Stated goal: Leave out the pictures and return every entry exactly as it appears.

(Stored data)
----

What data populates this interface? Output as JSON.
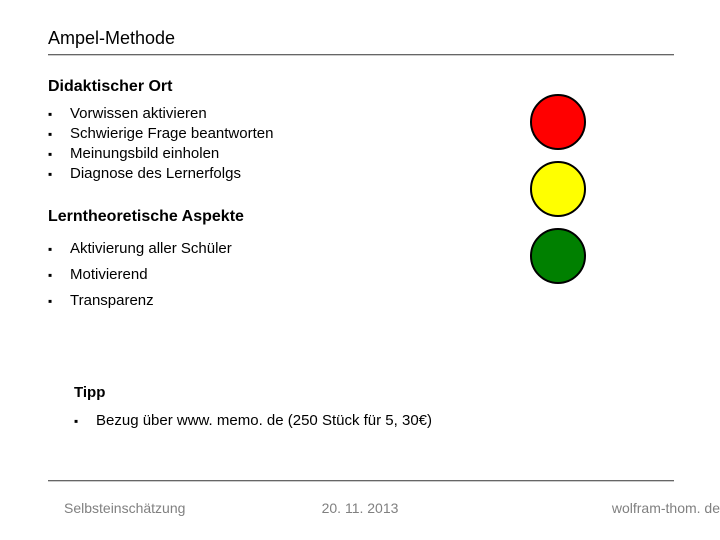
{
  "title": "Ampel-Methode",
  "section1": {
    "heading": "Didaktischer Ort",
    "items": [
      "Vorwissen aktivieren",
      "Schwierige Frage beantworten",
      "Meinungsbild einholen",
      "Diagnose des Lernerfolgs"
    ]
  },
  "section2": {
    "heading": "Lerntheoretische Aspekte",
    "items": [
      "Aktivierung aller Schüler",
      "Motivierend",
      "Transparenz"
    ]
  },
  "tipp": {
    "heading": "Tipp",
    "items": [
      "Bezug über www. memo. de  (250 Stück für 5, 30€)"
    ]
  },
  "traffic_light": {
    "circles": [
      {
        "color": "#ff0000"
      },
      {
        "color": "#ffff00"
      },
      {
        "color": "#008000"
      }
    ]
  },
  "footer": {
    "left": "Selbsteinschätzung",
    "center": "20. 11. 2013",
    "right": "wolfram-thom. de"
  }
}
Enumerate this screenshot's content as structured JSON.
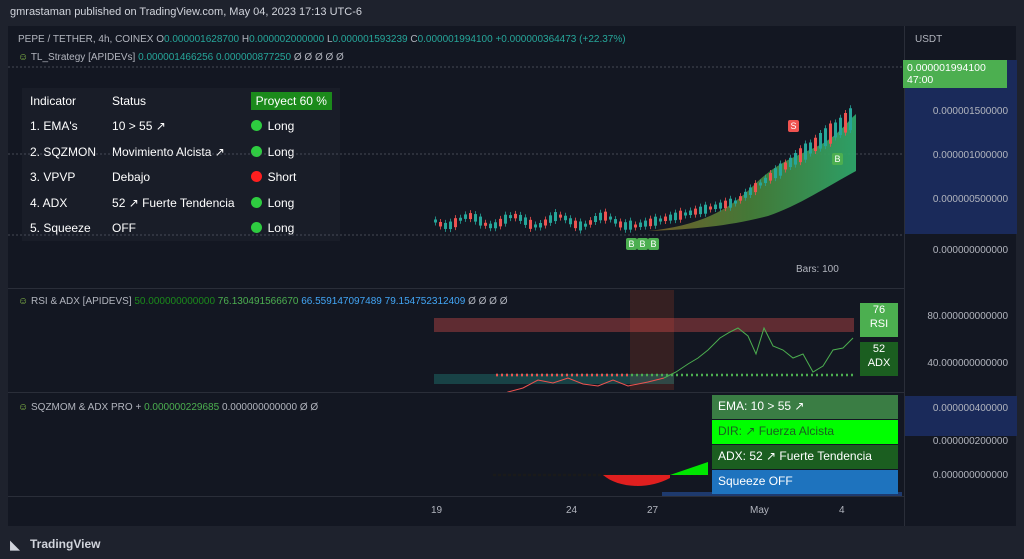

----

Final answer:
What data populates this interface? Output as JSON.
{
  "title": "Ampel-Methode",
  "section1": {
    "heading": "Didaktischer Ort",
    "items": [
      "Vorwissen aktivieren",
      "Schwierige Frage beantworten",
      "Meinungsbild einholen",
      "Diagnose des Lernerfolgs"
    ]
  },
  "section2": {
    "heading": "Lerntheoretische Aspekte",
    "items": [
      "Aktivierung aller Schüler",
      "Motivierend",
      "Transparenz"
    ]
  },
  "tipp": {
    "heading": "Tipp",
    "items": [
      "Bezug über www. memo. de  (250 Stück für 5, 30€)"
    ]
  },
  "traffic_light": {
    "circles": [
      {
        "color": "#ff0000"
      },
      {
        "color": "#ffff00"
      },
      {
        "color": "#008000"
      }
    ]
  },
  "footer": {
    "left": "Selbsteinschätzung",
    "center": "20. 11. 2013",
    "right": "wolfram-thom. de"
  }
}
Enumerate this screenshot's content as structured JSON.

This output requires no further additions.